THE TASK — Pull out all lines from the listing below in which the word "results" appears.

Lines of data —
......

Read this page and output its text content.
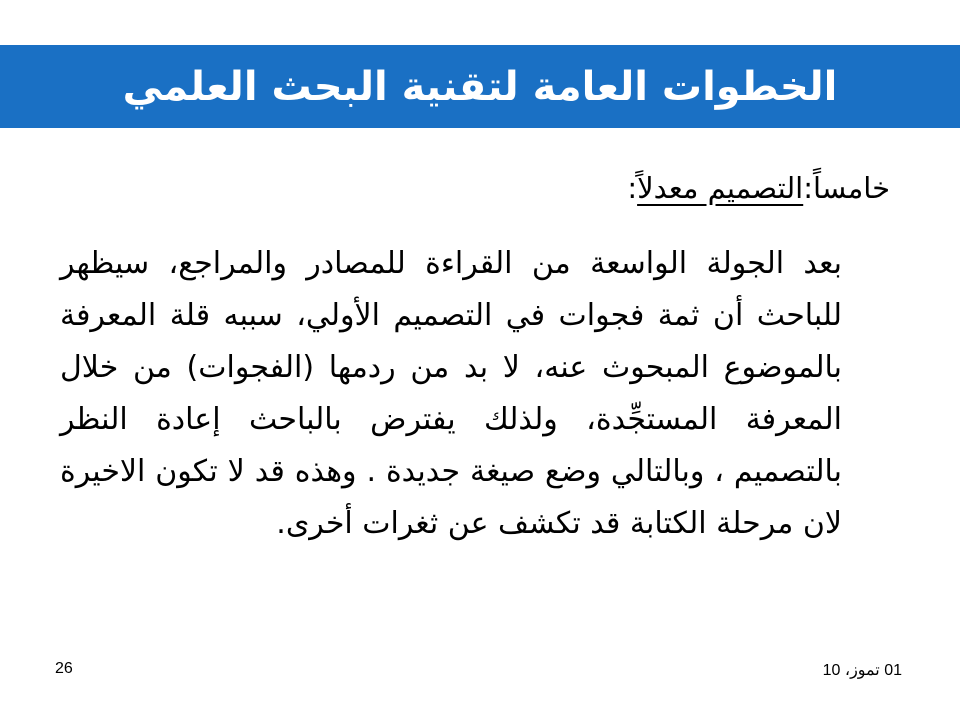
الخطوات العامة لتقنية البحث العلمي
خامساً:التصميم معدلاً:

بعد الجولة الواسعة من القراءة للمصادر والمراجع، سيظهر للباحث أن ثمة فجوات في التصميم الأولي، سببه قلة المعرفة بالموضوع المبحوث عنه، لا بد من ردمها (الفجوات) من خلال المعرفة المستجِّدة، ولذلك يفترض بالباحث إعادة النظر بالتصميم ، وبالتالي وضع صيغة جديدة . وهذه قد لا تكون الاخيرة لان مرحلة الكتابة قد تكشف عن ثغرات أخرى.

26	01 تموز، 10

......

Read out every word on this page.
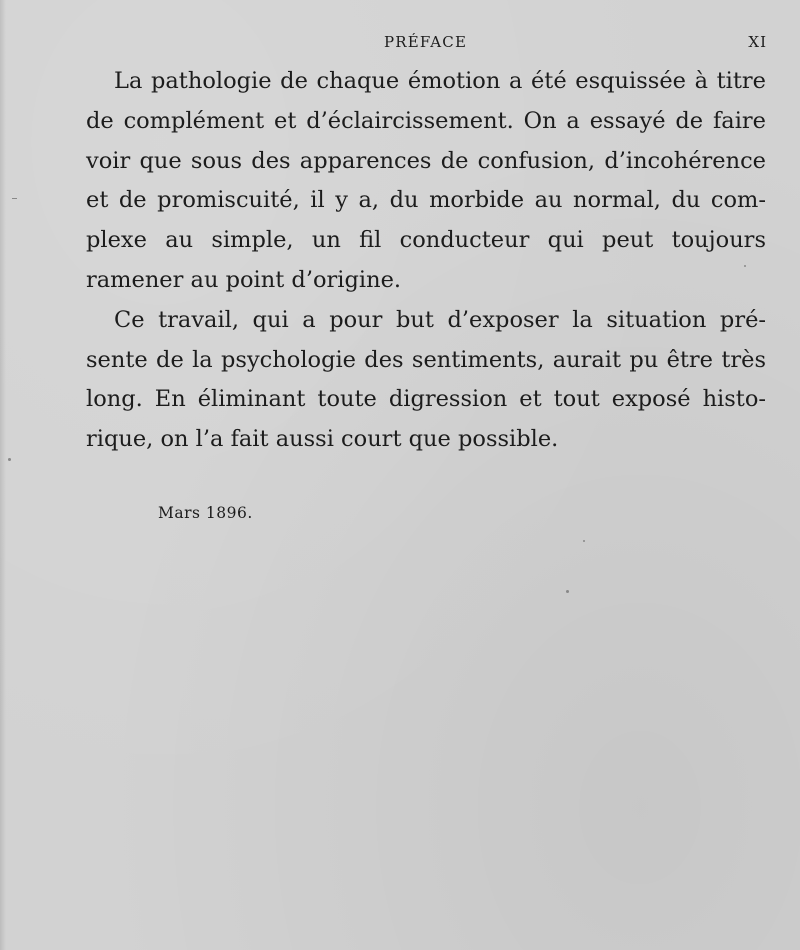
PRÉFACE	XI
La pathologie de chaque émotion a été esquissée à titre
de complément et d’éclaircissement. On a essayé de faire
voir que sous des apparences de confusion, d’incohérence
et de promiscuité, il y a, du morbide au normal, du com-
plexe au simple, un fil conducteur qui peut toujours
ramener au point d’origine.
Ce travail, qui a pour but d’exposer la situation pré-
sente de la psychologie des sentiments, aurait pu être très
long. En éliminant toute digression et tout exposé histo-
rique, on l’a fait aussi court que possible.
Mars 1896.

......

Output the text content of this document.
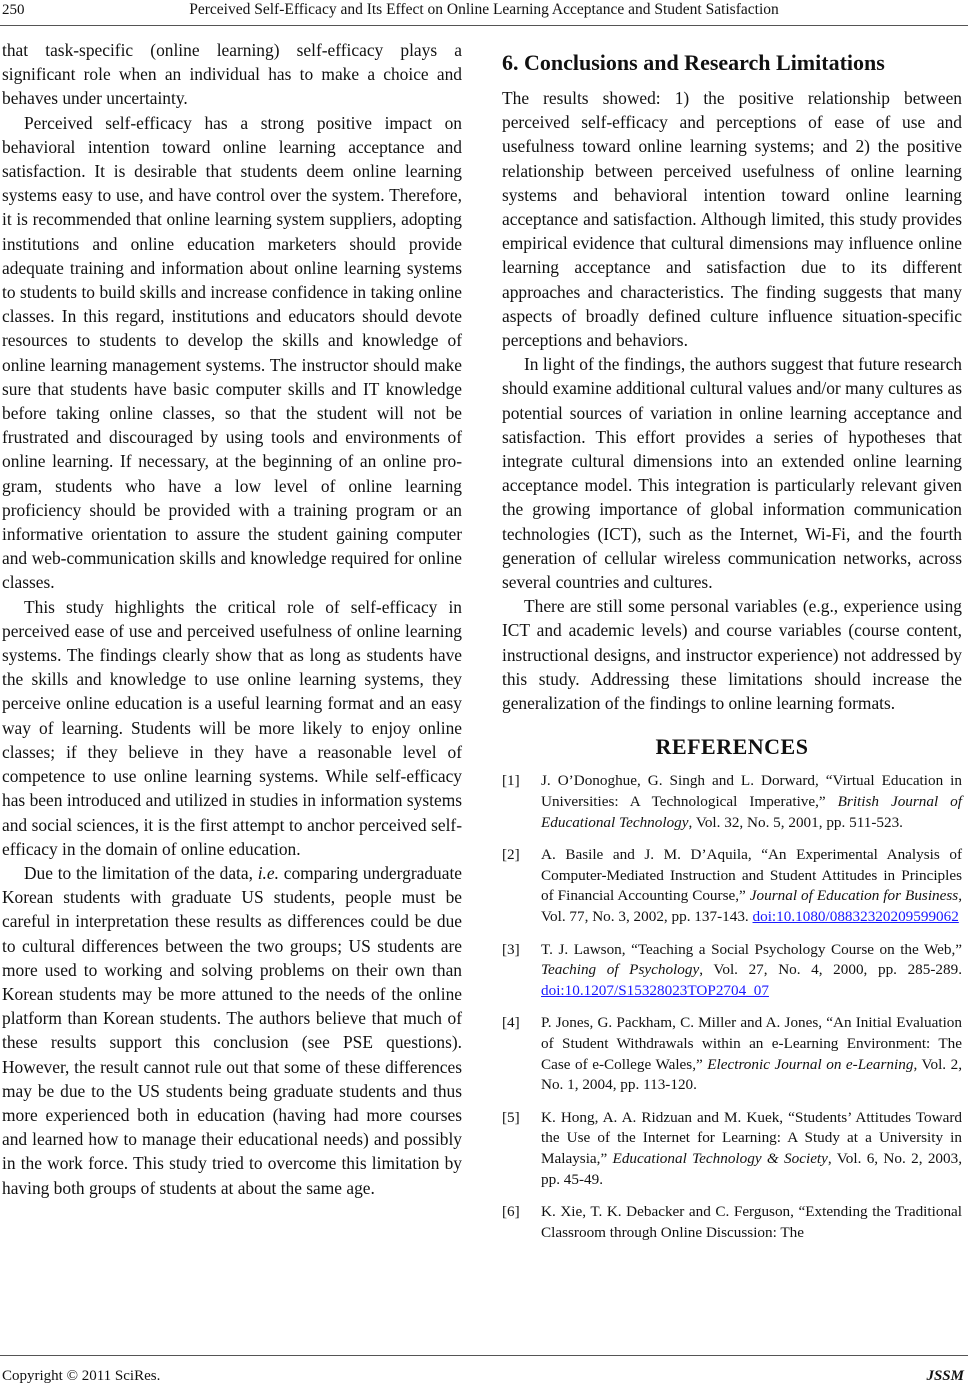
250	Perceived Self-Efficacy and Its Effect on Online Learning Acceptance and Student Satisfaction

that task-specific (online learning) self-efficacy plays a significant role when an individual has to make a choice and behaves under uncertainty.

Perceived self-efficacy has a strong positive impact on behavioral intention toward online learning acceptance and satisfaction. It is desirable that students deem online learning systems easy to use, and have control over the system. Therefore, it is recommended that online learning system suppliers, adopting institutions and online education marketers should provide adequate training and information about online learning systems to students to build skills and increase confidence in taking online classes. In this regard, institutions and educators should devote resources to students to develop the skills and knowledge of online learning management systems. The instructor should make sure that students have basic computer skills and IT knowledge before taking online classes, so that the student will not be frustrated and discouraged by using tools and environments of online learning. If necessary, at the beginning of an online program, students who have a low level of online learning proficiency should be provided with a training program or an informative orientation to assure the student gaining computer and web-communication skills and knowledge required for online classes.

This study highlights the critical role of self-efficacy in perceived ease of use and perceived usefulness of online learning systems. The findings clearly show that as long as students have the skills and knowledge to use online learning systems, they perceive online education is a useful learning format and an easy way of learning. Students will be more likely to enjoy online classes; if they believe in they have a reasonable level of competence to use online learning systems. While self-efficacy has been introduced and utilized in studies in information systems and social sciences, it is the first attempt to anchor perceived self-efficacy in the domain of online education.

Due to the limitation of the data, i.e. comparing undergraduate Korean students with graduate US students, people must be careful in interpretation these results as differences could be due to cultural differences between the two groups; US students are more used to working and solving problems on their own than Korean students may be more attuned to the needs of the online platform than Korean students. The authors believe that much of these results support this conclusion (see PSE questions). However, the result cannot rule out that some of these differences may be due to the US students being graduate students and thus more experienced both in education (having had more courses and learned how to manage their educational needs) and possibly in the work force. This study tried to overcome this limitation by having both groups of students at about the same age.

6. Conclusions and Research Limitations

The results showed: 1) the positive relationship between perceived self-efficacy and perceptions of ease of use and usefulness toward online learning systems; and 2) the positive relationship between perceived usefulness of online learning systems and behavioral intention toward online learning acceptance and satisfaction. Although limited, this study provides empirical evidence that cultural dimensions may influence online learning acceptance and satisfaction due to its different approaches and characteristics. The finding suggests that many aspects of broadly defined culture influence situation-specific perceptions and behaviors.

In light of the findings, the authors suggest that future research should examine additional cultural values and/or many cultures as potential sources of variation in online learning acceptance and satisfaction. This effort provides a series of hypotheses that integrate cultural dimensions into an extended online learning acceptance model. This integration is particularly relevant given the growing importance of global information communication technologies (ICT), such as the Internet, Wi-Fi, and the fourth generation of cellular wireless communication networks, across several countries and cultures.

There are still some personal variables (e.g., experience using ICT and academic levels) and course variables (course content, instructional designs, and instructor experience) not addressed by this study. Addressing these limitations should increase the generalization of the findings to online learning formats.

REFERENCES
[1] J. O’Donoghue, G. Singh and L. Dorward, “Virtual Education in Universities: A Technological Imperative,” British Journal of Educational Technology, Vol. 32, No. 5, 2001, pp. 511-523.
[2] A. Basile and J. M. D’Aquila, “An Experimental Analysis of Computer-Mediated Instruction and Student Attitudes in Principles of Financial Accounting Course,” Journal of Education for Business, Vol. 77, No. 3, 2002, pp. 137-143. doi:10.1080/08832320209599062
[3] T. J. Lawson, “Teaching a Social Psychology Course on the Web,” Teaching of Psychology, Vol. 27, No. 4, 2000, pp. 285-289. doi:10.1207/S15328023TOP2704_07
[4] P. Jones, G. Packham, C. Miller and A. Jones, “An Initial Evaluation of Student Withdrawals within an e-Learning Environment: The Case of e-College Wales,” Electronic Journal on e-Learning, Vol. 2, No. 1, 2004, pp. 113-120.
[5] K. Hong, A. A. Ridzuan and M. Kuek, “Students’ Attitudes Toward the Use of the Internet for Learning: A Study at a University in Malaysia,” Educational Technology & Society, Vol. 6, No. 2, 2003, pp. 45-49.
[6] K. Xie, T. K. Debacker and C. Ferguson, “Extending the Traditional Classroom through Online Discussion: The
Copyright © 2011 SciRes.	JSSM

......

ANSWER FOR THE TASK —
Due to the limitation of the data, i.e. comparing undergraduate Korean students with graduate US students, people must be careful in interpretation these results as differences could be due to cultural differences between the two groups; US students are more used to working and solving problems on their own than Korean students may be more attuned to the needs of the online platform than Korean students. The authors believe that much of these results support this conclusion (see PSE questions). However, the result cannot rule out that some of these differences may be due to the US students being graduate students and thus more experienced both in education (having had more courses and learned how to manage their educational needs) and possibly in the work force. This study tried to overcome this limitation by having both groups of students at about the same age.
The results showed: 1) the positive relationship between perceived self-efficacy and perceptions of ease of use and usefulness toward online learning systems; and 2) the positive relationship between perceived usefulness of online learning systems and behavioral intention toward online learning acceptance and satisfaction. Although limited, this study provides empirical evidence that cultural dimensions may influence online learning acceptance and satisfaction due to its different approaches and characteristics. The finding suggests that many aspects of broadly defined culture influence situation-specific perceptions and behaviors.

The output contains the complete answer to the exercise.